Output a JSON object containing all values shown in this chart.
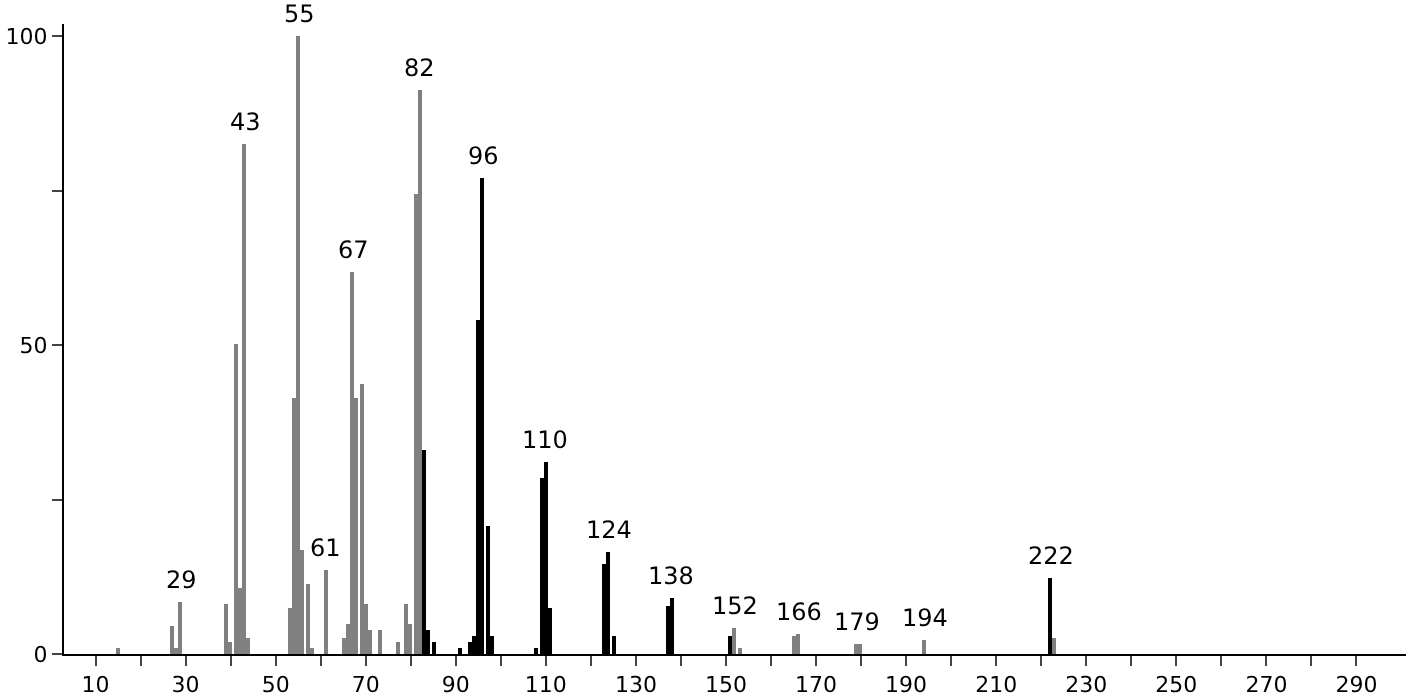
{
  "chart_data": {
    "type": "bar",
    "x": [
      15,
      27,
      28,
      29,
      39,
      40,
      41,
      42,
      43,
      44,
      53,
      54,
      55,
      56,
      57,
      58,
      61,
      65,
      66,
      67,
      68,
      69,
      70,
      71,
      73,
      77,
      79,
      80,
      81,
      82,
      83,
      84,
      85,
      91,
      93,
      94,
      95,
      96,
      97,
      98,
      108,
      109,
      110,
      111,
      123,
      124,
      125,
      137,
      138,
      151,
      152,
      153,
      165,
      166,
      179,
      180,
      194,
      222,
      223
    ],
    "values": [
      1,
      4.5,
      1,
      8.4,
      8.2,
      2,
      50.1,
      10.7,
      82.7,
      2.5,
      7.3,
      41.6,
      100,
      16.9,
      11.2,
      1,
      13.6,
      2.5,
      5,
      62,
      41.6,
      43.8,
      8,
      4,
      4,
      2,
      8,
      5,
      74.4,
      91.2,
      33,
      4,
      2,
      1,
      2,
      3,
      54,
      77.2,
      20.8,
      3,
      1,
      28.6,
      31.1,
      7.4,
      14.7,
      16.4,
      3,
      7.9,
      9.1,
      2.9,
      4.2,
      1,
      2.9,
      3.2,
      1.5,
      1.5,
      2.2,
      12.4,
      2.5
    ],
    "colors": [
      "#808080",
      "#808080",
      "#808080",
      "#808080",
      "#808080",
      "#808080",
      "#808080",
      "#808080",
      "#808080",
      "#808080",
      "#808080",
      "#808080",
      "#808080",
      "#808080",
      "#808080",
      "#808080",
      "#808080",
      "#808080",
      "#808080",
      "#808080",
      "#808080",
      "#808080",
      "#808080",
      "#808080",
      "#808080",
      "#808080",
      "#808080",
      "#808080",
      "#808080",
      "#808080",
      "#000000",
      "#000000",
      "#000000",
      "#000000",
      "#000000",
      "#000000",
      "#000000",
      "#000000",
      "#000000",
      "#000000",
      "#000000",
      "#000000",
      "#000000",
      "#000000",
      "#000000",
      "#000000",
      "#000000",
      "#000000",
      "#000000",
      "#000000",
      "#808080",
      "#808080",
      "#808080",
      "#808080",
      "#808080",
      "#808080",
      "#808080",
      "#000000",
      "#808080"
    ],
    "annotations": [
      {
        "text": "29",
        "x": 29,
        "y": 8.4
      },
      {
        "text": "43",
        "x": 43,
        "y": 82.7
      },
      {
        "text": "55",
        "x": 55,
        "y": 100
      },
      {
        "text": "61",
        "x": 61,
        "y": 13.6
      },
      {
        "text": "67",
        "x": 67,
        "y": 62
      },
      {
        "text": "82",
        "x": 82,
        "y": 91.2
      },
      {
        "text": "96",
        "x": 96,
        "y": 77.2
      },
      {
        "text": "110",
        "x": 110,
        "y": 31.1
      },
      {
        "text": "124",
        "x": 124,
        "y": 16.4
      },
      {
        "text": "138",
        "x": 138,
        "y": 9.1
      },
      {
        "text": "152",
        "x": 152,
        "y": 4.2
      },
      {
        "text": "166",
        "x": 166,
        "y": 3.2
      },
      {
        "text": "179",
        "x": 179,
        "y": 1.5
      },
      {
        "text": "194",
        "x": 194,
        "y": 2.2
      },
      {
        "text": "222",
        "x": 222,
        "y": 12.4
      }
    ],
    "xlim": [
      3,
      301
    ],
    "xticks": [
      10,
      {
        "value": 20,
        "label": null
      },
      30,
      {
        "value": 40,
        "label": null
      },
      50,
      {
        "value": 60,
        "label": null
      },
      70,
      {
        "value": 80,
        "label": null
      },
      90,
      {
        "value": 100,
        "label": null
      },
      110,
      {
        "value": 120,
        "label": null
      },
      130,
      {
        "value": 140,
        "label": null
      },
      150,
      {
        "value": 160,
        "label": null
      },
      170,
      {
        "value": 180,
        "label": null
      },
      190,
      {
        "value": 200,
        "label": null
      },
      210,
      {
        "value": 220,
        "label": null
      },
      230,
      {
        "value": 240,
        "label": null
      },
      250,
      {
        "value": 260,
        "label": null
      },
      270,
      {
        "value": 280,
        "label": null
      },
      290
    ],
    "ylim": [
      0,
      102
    ],
    "yticks": [
      0,
      {
        "value": 25,
        "label": null
      },
      50,
      {
        "value": 75,
        "label": null
      },
      100
    ],
    "grid": false
  }
}
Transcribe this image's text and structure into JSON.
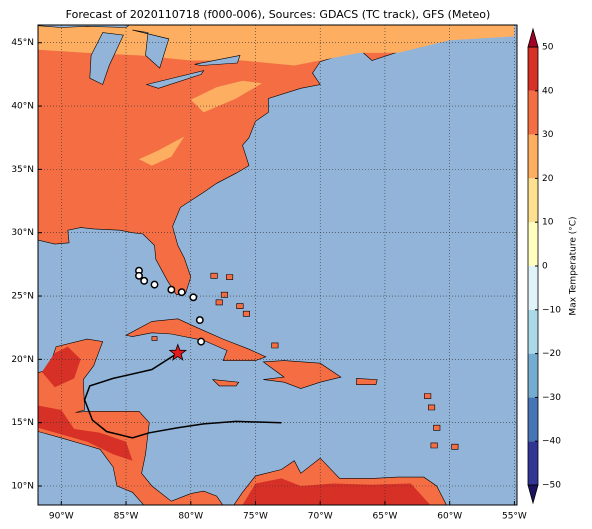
{
  "title": "Forecast of 2020110718 (f000-006), Sources: GDACS (TC track), GFS (Meteo)",
  "map": {
    "lon_lim": [
      -91.8,
      -54.8
    ],
    "lat_lim": [
      8.5,
      46.4
    ],
    "grid": true,
    "lon_ticks": [
      {
        "value": -90,
        "label": "90°W"
      },
      {
        "value": -85,
        "label": "85°W"
      },
      {
        "value": -80,
        "label": "80°W"
      },
      {
        "value": -75,
        "label": "75°W"
      },
      {
        "value": -70,
        "label": "70°W"
      },
      {
        "value": -65,
        "label": "65°W"
      },
      {
        "value": -60,
        "label": "60°W"
      },
      {
        "value": -55,
        "label": "55°W"
      }
    ],
    "lat_ticks": [
      {
        "value": 45,
        "label": "45°N"
      },
      {
        "value": 40,
        "label": "40°N"
      },
      {
        "value": 35,
        "label": "35°N"
      },
      {
        "value": 30,
        "label": "30°N"
      },
      {
        "value": 25,
        "label": "25°N"
      },
      {
        "value": 20,
        "label": "20°N"
      },
      {
        "value": 15,
        "label": "15°N"
      },
      {
        "value": 10,
        "label": "10°N"
      }
    ]
  },
  "colorbar": {
    "label": "Max Temperature (°C)",
    "lim": [
      -50,
      50
    ],
    "ticks": [
      {
        "value": -50,
        "label": "−50"
      },
      {
        "value": -40,
        "label": "−40"
      },
      {
        "value": -30,
        "label": "−30"
      },
      {
        "value": -20,
        "label": "−20"
      },
      {
        "value": -10,
        "label": "−10"
      },
      0,
      10,
      20,
      30,
      40,
      50
    ],
    "colors": [
      "#313695",
      "#4575b4",
      "#74add1",
      "#abd9e9",
      "#e0f3f8",
      "#ffffbf",
      "#fee090",
      "#fdae61",
      "#f46d43",
      "#d73027"
    ],
    "under_color": "#1a1360",
    "over_color": "#a50026"
  }
}
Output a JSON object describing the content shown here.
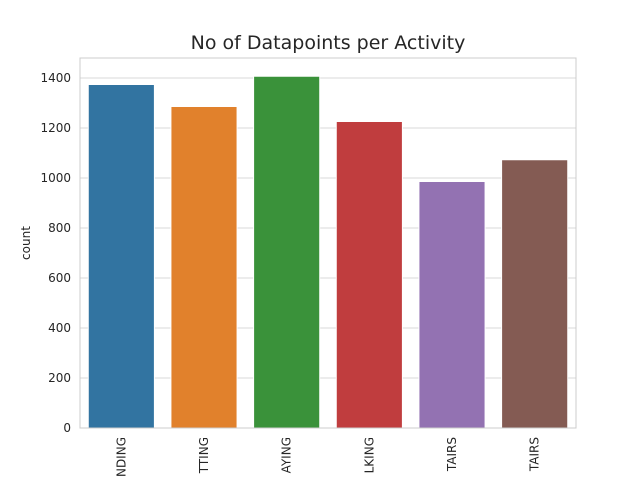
{
  "chart_data": {
    "type": "bar",
    "title": "No of Datapoints per Activity",
    "xlabel": "",
    "ylabel": "count",
    "categories": [
      "NDING",
      "TTING",
      "AYING",
      "LKING",
      "TAIRS",
      "TAIRS"
    ],
    "values": [
      1374,
      1286,
      1407,
      1226,
      986,
      1073
    ],
    "colors": [
      "#3274a1",
      "#e1812c",
      "#3a923a",
      "#c03d3e",
      "#9372b2",
      "#845b53"
    ],
    "ylim": [
      0,
      1480
    ],
    "yticks": [
      0,
      200,
      400,
      600,
      800,
      1000,
      1200,
      1400
    ],
    "grid": true,
    "style": "seaborn-whitegrid"
  }
}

→ **Problem details**
All lines that include "this" are to be gathered and copied.

→ **Response**
Output a JSON object containing all values shown in this chart.
Transcribe this image's text and structure into JSON.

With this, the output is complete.